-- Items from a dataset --
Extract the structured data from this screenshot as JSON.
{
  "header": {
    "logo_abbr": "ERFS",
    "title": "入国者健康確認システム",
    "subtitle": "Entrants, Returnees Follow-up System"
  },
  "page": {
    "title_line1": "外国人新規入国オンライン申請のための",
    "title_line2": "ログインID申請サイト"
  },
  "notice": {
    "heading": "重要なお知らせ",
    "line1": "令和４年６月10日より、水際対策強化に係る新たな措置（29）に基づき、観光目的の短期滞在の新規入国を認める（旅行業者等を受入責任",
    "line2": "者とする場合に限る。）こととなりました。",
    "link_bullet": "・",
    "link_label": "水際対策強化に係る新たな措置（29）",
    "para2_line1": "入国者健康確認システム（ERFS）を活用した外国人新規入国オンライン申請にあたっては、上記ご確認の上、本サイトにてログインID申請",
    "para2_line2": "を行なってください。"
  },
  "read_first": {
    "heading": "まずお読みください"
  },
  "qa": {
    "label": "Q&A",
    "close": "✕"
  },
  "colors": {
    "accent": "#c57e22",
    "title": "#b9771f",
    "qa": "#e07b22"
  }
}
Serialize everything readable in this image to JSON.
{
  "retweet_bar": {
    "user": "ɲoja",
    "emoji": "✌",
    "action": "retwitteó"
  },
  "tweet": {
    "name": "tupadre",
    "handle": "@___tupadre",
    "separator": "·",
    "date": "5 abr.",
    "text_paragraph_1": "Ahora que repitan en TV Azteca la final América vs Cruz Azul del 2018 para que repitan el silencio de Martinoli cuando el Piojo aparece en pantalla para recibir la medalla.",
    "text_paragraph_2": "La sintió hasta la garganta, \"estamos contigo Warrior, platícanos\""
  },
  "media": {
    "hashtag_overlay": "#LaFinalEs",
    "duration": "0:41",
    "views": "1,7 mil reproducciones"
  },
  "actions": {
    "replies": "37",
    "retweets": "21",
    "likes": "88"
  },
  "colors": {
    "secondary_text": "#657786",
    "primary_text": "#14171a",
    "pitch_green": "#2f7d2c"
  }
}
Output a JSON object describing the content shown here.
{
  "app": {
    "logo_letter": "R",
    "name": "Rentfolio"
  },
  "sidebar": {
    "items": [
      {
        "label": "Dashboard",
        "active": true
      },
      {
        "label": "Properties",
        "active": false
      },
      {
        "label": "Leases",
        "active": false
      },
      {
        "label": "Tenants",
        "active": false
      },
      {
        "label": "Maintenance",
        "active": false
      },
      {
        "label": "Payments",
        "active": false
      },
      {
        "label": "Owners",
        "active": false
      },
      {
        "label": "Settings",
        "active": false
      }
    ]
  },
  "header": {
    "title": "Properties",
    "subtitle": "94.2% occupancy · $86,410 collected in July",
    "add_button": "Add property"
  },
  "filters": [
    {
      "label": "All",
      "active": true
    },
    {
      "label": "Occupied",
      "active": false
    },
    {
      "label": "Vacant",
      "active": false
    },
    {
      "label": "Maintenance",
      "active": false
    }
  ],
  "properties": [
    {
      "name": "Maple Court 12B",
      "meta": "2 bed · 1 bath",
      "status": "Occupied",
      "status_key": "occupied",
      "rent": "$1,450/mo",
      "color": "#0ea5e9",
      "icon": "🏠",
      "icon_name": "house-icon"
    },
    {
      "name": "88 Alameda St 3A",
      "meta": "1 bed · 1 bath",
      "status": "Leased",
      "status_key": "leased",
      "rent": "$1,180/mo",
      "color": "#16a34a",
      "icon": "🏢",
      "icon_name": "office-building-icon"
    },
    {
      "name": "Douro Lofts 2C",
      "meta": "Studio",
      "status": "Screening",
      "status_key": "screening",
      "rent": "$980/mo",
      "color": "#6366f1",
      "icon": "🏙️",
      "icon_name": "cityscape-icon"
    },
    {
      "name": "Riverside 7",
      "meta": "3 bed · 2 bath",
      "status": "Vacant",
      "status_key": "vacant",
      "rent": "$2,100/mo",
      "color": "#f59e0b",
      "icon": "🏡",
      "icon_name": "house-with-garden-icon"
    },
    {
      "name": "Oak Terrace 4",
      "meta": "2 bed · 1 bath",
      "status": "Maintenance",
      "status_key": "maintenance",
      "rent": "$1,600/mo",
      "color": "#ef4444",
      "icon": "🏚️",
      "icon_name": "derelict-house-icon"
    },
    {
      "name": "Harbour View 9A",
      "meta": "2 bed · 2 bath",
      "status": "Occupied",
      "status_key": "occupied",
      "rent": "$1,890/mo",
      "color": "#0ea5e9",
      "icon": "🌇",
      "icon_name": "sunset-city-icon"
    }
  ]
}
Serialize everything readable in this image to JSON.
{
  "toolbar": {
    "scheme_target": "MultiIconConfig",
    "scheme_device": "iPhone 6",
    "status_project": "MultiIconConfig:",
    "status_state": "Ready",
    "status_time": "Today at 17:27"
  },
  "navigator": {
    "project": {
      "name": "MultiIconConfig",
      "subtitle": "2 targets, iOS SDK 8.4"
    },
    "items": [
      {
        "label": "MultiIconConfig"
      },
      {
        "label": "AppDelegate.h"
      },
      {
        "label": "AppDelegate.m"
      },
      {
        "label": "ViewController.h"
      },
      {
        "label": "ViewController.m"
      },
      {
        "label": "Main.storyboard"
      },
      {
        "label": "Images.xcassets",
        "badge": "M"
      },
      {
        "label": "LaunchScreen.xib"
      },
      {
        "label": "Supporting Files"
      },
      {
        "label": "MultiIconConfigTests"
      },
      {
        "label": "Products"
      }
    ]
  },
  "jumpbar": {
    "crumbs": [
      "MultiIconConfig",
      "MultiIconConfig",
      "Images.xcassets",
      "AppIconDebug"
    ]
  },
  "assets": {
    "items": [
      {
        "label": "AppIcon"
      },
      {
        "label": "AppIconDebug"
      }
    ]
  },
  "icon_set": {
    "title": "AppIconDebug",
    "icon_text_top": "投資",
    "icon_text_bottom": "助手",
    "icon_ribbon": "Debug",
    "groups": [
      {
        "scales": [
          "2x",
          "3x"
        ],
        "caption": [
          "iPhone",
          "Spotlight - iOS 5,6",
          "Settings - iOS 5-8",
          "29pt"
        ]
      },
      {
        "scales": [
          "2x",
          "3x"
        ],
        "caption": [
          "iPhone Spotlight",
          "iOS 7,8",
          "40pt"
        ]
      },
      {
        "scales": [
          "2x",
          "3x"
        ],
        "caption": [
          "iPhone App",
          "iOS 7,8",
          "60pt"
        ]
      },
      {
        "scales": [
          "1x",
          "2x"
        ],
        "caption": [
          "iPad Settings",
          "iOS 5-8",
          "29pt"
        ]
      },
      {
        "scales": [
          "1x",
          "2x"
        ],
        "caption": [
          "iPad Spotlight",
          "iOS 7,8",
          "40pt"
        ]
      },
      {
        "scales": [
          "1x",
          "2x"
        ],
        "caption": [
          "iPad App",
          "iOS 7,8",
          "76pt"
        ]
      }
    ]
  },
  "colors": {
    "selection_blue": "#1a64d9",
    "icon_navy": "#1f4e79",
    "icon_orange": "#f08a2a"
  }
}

-- The exercise --
Read through the lines above and collect those that contain the string "AppDelegate".

-- Written answer --
        "label": "AppDelegate.h"
        "label": "AppDelegate.m"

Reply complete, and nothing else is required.